===== TEXT EXCERPT =====

Five HR Consultant Tips

Tip 1: Create a people strategy that reflects your business strategy

Start by looking in depth at your business strategy and undertake an audit to understand the type of people plan and tactics you need to put in place in order to fulfil this. A commercial goal of growth will require a different set of people processes to a commercial goal of stability. Likewise, if your business is all about change and efficiency this year, then you’ll need a different people plan again.  Whatever the strategy, you need to think how your people plan can support how you achieve it. 

This goes for values too. The experience your employees have at work should match up to the external brand identity they are asked to support. As an employer, think about how your brand values translate for your employees and ask yourself if you are living up to the promises you make. What type of employer do you want to be? Can you sustain this given your commercial goals?

=====

## [PROBLEMS TO SOLVE]
[A] Copy the HR tips text from "Five HR Consultant" up to and including "you achieve it.", replacing "business strategy" with "company strategy" throughout.
[B] Answer from the HR tips text:
(i) What should you undertake after looking in depth at your business strategy?
(ii) Which commercial goal needs a different set of people processes from a goal of growth?
(iii) What should the experience employees have at work match up to?
The data after this point are separate material, unrelated to the HR tips text.

===== DATA FOR REVIEW =====

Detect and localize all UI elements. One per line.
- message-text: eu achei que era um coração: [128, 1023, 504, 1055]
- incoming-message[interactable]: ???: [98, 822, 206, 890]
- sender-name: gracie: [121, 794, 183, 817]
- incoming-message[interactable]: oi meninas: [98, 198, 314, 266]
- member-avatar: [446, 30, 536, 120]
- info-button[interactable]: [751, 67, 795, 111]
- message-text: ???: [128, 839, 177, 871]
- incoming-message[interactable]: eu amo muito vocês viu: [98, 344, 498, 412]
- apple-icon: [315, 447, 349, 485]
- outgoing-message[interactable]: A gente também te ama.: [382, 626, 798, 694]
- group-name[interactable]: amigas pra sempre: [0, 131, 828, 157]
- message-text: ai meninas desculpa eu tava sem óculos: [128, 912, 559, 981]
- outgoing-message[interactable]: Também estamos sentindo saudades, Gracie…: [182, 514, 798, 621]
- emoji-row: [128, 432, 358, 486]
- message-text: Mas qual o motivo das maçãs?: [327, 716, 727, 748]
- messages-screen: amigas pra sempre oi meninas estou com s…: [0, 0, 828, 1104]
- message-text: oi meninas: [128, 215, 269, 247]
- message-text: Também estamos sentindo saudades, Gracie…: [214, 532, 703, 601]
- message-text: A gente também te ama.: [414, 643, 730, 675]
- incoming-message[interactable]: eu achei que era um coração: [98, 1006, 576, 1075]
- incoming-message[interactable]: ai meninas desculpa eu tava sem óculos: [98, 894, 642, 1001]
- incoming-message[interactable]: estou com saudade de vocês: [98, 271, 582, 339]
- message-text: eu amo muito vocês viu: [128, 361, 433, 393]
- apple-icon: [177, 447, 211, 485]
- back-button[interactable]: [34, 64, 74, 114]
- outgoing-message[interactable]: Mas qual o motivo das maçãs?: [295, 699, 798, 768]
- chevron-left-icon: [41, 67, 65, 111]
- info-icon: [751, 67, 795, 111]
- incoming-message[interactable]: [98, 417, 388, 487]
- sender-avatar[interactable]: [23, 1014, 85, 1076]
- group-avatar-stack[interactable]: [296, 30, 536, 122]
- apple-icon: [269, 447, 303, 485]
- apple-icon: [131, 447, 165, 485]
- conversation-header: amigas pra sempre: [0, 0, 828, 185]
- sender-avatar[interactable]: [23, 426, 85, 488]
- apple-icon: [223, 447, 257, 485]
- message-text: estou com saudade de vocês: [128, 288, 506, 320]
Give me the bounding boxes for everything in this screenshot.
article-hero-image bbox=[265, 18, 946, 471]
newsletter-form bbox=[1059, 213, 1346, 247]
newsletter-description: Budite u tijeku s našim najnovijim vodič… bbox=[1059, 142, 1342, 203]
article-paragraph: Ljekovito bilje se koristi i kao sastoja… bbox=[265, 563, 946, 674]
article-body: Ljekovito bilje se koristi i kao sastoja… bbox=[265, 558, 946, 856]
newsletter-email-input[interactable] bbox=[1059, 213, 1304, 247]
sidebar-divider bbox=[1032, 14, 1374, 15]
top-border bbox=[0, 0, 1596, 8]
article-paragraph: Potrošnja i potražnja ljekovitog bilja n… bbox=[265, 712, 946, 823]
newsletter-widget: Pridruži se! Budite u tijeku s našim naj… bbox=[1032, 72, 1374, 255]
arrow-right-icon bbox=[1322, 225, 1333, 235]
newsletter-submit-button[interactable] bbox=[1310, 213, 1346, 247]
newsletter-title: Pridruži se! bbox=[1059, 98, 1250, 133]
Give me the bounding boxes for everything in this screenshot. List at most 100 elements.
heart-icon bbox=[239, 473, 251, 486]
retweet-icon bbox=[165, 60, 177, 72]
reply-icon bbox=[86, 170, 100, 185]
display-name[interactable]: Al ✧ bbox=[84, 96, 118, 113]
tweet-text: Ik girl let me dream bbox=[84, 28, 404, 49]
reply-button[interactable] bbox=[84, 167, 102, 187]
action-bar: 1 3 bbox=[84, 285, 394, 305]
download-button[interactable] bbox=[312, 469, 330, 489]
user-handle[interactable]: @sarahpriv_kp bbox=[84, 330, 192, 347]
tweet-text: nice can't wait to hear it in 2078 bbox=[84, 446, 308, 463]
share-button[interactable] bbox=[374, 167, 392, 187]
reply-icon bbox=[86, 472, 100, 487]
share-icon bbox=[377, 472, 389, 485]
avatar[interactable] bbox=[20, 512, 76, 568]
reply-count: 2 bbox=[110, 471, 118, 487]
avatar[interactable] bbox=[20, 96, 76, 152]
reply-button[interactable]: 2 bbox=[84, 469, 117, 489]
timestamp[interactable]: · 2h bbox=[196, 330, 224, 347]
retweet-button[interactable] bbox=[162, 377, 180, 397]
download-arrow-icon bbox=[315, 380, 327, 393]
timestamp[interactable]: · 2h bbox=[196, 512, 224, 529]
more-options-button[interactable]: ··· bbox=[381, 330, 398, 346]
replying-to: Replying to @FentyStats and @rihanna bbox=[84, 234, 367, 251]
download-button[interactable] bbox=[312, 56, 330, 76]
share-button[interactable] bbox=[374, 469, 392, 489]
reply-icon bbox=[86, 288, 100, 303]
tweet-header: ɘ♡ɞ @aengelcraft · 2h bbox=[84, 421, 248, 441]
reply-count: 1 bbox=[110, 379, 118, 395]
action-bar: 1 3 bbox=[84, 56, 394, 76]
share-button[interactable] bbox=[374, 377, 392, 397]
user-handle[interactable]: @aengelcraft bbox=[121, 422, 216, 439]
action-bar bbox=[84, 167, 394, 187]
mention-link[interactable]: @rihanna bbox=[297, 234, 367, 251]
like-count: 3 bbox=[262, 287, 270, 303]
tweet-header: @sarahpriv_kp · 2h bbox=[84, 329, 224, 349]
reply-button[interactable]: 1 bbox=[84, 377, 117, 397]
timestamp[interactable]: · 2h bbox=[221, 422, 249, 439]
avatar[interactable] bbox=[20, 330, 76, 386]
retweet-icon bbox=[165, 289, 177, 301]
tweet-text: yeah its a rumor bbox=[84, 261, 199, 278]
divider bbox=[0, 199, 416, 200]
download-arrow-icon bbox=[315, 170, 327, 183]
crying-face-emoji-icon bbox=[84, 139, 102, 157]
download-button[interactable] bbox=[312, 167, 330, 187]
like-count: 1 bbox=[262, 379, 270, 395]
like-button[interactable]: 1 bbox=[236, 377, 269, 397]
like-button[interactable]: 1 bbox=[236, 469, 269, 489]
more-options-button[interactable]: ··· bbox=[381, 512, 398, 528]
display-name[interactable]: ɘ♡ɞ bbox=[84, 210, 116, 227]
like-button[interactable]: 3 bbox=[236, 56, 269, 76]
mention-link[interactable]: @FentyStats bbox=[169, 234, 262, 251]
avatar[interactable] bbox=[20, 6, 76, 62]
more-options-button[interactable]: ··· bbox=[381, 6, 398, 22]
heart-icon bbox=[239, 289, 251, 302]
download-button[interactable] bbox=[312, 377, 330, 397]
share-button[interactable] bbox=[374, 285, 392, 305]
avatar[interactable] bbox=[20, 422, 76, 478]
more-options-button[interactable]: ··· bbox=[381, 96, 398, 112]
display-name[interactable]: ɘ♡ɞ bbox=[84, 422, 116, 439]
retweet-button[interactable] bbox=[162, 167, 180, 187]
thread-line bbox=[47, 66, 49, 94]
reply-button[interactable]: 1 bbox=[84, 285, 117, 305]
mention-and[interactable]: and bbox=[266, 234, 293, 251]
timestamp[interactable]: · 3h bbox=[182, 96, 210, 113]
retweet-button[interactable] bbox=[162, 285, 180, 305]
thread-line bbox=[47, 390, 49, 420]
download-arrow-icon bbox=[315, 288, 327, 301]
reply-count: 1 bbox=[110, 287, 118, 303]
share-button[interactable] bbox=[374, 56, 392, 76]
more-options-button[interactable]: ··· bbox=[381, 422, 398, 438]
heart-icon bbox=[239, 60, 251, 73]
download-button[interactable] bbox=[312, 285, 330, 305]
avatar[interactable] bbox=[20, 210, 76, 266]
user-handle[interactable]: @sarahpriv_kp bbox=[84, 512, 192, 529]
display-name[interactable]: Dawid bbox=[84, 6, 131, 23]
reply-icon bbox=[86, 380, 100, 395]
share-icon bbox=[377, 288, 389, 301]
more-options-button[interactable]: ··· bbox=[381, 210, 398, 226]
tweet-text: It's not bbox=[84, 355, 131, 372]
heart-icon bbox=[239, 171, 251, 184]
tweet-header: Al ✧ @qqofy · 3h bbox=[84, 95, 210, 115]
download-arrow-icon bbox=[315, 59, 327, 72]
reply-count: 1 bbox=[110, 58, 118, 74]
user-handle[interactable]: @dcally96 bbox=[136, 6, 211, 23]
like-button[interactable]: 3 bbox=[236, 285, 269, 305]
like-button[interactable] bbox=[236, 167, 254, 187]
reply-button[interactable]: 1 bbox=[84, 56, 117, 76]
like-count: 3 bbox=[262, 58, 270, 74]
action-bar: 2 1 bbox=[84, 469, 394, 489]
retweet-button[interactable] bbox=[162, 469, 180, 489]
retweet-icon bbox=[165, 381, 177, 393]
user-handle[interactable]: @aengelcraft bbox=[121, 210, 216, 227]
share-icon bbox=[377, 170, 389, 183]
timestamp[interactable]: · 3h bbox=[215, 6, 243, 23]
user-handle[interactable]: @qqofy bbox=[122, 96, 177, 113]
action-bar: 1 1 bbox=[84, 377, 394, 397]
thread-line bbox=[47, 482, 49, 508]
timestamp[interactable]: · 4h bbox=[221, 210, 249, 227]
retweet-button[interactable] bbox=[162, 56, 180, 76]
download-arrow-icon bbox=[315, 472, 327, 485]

=====

## [OUTPUTS BY TASK]
[A]
Five HR Consultant Tips

Tip 1: Create a people strategy that reflects your company strategy

Start by looking in depth at your company strategy and undertake an audit to understand the type of people plan and tactics you need to put in place in order to fulfil this. A commercial goal of growth will require a different set of people processes to a commercial goal of stability. Likewise, if your business is all about change and efficiency this year, then you’ll need a different people plan again.  Whatever the strategy, you need to think how your people plan can support how you achieve it.

[B]
(i) An audit, to understand the type of people plan and tactics needed.
(ii) A commercial goal of stability.
(iii) The external brand identity they are asked to support.